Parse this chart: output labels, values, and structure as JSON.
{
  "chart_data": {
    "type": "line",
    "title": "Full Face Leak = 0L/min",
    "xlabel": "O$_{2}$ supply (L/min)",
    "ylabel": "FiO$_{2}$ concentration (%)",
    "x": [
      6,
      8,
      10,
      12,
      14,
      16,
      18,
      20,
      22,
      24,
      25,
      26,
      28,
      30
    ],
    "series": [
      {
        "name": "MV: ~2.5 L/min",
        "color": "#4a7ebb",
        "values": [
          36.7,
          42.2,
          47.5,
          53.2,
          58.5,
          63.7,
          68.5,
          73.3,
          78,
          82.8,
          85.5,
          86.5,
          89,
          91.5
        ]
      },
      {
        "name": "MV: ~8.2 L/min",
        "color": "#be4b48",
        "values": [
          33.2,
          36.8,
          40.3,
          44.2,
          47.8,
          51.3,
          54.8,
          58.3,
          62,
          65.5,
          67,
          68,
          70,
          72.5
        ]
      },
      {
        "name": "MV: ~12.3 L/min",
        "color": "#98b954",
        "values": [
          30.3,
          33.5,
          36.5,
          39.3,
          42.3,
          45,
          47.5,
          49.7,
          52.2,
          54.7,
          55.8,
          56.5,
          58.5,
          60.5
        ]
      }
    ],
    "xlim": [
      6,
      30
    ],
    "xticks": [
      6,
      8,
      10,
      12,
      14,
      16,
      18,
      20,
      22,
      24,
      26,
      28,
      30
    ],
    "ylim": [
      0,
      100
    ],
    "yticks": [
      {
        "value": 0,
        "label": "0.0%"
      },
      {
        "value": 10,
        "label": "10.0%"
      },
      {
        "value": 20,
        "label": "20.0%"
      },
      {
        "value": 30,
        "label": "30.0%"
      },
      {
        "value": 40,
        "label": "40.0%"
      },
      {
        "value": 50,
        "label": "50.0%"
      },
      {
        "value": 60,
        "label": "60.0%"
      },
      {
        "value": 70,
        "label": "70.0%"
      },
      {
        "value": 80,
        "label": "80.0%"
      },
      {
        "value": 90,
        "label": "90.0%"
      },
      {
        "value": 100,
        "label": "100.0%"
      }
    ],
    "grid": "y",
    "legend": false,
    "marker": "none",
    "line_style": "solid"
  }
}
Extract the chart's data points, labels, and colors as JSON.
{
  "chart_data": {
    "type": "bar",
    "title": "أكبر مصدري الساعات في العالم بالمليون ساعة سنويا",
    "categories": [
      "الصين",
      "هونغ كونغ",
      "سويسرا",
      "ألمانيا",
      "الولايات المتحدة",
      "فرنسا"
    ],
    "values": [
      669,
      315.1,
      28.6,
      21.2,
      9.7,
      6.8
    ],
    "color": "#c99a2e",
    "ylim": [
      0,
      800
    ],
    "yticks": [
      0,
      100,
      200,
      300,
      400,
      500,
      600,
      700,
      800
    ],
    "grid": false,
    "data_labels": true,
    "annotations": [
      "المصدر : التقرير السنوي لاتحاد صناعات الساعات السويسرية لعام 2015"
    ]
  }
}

━━━

Objective =>
Copy out the whole listing exactly.

Answer to this task =>
Parse this chart: output labels, values, and structure as JSON.
{
  "chart_data": {
    "type": "line",
    "title": "Full Face Leak = 0L/min",
    "xlabel": "O$_{2}$ supply (L/min)",
    "ylabel": "FiO$_{2}$ concentration (%)",
    "x": [
      6,
      8,
      10,
      12,
      14,
      16,
      18,
      20,
      22,
      24,
      25,
      26,
      28,
      30
    ],
    "series": [
      {
        "name": "MV: ~2.5 L/min",
        "color": "#4a7ebb",
        "values": [
          36.7,
          42.2,
          47.5,
          53.2,
          58.5,
          63.7,
          68.5,
          73.3,
          78,
          82.8,
          85.5,
          86.5,
          89,
          91.5
        ]
      },
      {
        "name": "MV: ~8.2 L/min",
        "color": "#be4b48",
        "values": [
          33.2,
          36.8,
          40.3,
          44.2,
          47.8,
          51.3,
          54.8,
          58.3,
          62,
          65.5,
          67,
          68,
          70,
          72.5
        ]
      },
      {
        "name": "MV: ~12.3 L/min",
        "color": "#98b954",
        "values": [
          30.3,
          33.5,
          36.5,
          39.3,
          42.3,
          45,
          47.5,
          49.7,
          52.2,
          54.7,
          55.8,
          56.5,
          58.5,
          60.5
        ]
      }
    ],
    "xlim": [
      6,
      30
    ],
    "xticks": [
      6,
      8,
      10,
      12,
      14,
      16,
      18,
      20,
      22,
      24,
      26,
      28,
      30
    ],
    "ylim": [
      0,
      100
    ],
    "yticks": [
      {
        "value": 0,
        "label": "0.0%"
      },
      {
        "value": 10,
        "label": "10.0%"
      },
      {
        "value": 20,
        "label": "20.0%"
      },
      {
        "value": 30,
        "label": "30.0%"
      },
      {
        "value": 40,
        "label": "40.0%"
      },
      {
        "value": 50,
        "label": "50.0%"
      },
      {
        "value": 60,
        "label": "60.0%"
      },
      {
        "value": 70,
        "label": "70.0%"
      },
      {
        "value": 80,
        "label": "80.0%"
      },
      {
        "value": 90,
        "label": "90.0%"
      },
      {
        "value": 100,
        "label": "100.0%"
      }
    ],
    "grid": "y",
    "legend": false,
    "marker": "none",
    "line_style": "solid"
  }
}
Extract the chart's data points, labels, and colors as JSON.
{
  "chart_data": {
    "type": "bar",
    "title": "أكبر مصدري الساعات في العالم بالمليون ساعة سنويا",
    "categories": [
      "الصين",
      "هونغ كونغ",
      "سويسرا",
      "ألمانيا",
      "الولايات المتحدة",
      "فرنسا"
    ],
    "values": [
      669,
      315.1,
      28.6,
      21.2,
      9.7,
      6.8
    ],
    "color": "#c99a2e",
    "ylim": [
      0,
      800
    ],
    "yticks": [
      0,
      100,
      200,
      300,
      400,
      500,
      600,
      700,
      800
    ],
    "grid": false,
    "data_labels": true,
    "annotations": [
      "المصدر : التقرير السنوي لاتحاد صناعات الساعات السويسرية لعام 2015"
    ]
  }
}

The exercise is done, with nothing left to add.